WHAT YOU ARE ASKED TO DO ::
Look for the string "Hvis" in every line, and copy each line that has it.

ENTRIES PROVIDED ::
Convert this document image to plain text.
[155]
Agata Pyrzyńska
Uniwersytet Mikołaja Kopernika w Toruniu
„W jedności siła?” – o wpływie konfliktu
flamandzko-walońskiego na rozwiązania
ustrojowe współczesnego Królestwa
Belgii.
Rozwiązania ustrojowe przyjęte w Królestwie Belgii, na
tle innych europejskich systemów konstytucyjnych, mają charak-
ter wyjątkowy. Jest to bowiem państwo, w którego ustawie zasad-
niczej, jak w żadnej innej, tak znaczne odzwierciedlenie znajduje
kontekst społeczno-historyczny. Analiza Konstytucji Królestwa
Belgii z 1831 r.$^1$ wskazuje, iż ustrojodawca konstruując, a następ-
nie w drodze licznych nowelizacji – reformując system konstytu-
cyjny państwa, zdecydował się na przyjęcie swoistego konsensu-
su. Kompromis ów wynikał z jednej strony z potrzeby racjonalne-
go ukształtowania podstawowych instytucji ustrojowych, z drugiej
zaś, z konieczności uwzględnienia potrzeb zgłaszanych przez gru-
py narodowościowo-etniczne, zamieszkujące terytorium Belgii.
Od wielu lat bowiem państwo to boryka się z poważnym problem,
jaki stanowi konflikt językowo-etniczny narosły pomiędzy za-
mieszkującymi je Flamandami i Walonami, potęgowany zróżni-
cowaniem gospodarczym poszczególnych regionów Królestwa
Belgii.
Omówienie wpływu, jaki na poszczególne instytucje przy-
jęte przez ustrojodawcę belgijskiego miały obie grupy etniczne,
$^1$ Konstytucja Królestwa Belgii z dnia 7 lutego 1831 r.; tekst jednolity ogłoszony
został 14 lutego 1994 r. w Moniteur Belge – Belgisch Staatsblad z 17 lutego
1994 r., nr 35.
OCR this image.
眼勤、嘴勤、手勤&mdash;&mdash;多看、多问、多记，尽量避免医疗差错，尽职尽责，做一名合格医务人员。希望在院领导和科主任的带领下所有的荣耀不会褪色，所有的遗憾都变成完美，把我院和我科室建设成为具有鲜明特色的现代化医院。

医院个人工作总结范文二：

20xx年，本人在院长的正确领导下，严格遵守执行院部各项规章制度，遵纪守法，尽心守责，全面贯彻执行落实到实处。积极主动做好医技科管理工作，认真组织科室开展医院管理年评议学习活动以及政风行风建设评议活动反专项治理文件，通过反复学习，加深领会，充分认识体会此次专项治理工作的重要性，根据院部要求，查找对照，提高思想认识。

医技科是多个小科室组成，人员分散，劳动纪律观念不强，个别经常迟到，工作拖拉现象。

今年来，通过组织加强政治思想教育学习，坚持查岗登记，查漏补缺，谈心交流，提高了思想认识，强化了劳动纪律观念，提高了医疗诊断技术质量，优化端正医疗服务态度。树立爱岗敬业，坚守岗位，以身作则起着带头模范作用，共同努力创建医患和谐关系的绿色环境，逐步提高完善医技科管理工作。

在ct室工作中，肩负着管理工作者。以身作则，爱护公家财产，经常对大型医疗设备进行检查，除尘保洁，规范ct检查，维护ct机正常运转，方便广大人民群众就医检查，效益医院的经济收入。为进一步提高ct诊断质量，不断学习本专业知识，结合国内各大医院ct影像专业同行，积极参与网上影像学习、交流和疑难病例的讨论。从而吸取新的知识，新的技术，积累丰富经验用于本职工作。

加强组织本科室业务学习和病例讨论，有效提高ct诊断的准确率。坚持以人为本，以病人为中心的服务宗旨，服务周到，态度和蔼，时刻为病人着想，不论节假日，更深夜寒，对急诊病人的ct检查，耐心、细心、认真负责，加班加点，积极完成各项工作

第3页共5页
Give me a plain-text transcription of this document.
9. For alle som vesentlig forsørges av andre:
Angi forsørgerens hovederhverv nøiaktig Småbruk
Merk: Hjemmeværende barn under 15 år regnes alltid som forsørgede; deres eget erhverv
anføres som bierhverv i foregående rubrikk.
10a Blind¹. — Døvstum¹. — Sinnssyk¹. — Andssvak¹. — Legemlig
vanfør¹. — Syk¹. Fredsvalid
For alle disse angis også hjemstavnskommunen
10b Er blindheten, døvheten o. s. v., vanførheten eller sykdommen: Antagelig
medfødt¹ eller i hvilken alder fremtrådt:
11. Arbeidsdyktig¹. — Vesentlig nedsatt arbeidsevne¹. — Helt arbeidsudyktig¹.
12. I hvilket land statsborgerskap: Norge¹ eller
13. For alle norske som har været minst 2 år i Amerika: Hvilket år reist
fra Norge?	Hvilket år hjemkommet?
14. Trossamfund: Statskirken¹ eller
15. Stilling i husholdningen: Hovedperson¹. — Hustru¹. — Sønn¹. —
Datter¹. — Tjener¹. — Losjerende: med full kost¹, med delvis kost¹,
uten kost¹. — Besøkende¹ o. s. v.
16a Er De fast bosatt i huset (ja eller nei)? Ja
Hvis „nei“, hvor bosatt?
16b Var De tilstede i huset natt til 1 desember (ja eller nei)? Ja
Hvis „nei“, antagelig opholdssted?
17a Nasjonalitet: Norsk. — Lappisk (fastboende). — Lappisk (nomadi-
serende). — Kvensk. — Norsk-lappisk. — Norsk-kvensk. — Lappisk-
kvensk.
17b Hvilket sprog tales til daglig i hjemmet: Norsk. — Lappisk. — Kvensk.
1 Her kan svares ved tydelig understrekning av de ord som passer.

RESPONSE FOR THIS EXERCISE ::
Hvis „nei“, hvor bosatt?
Hvis „nei“, antagelig opholdssted?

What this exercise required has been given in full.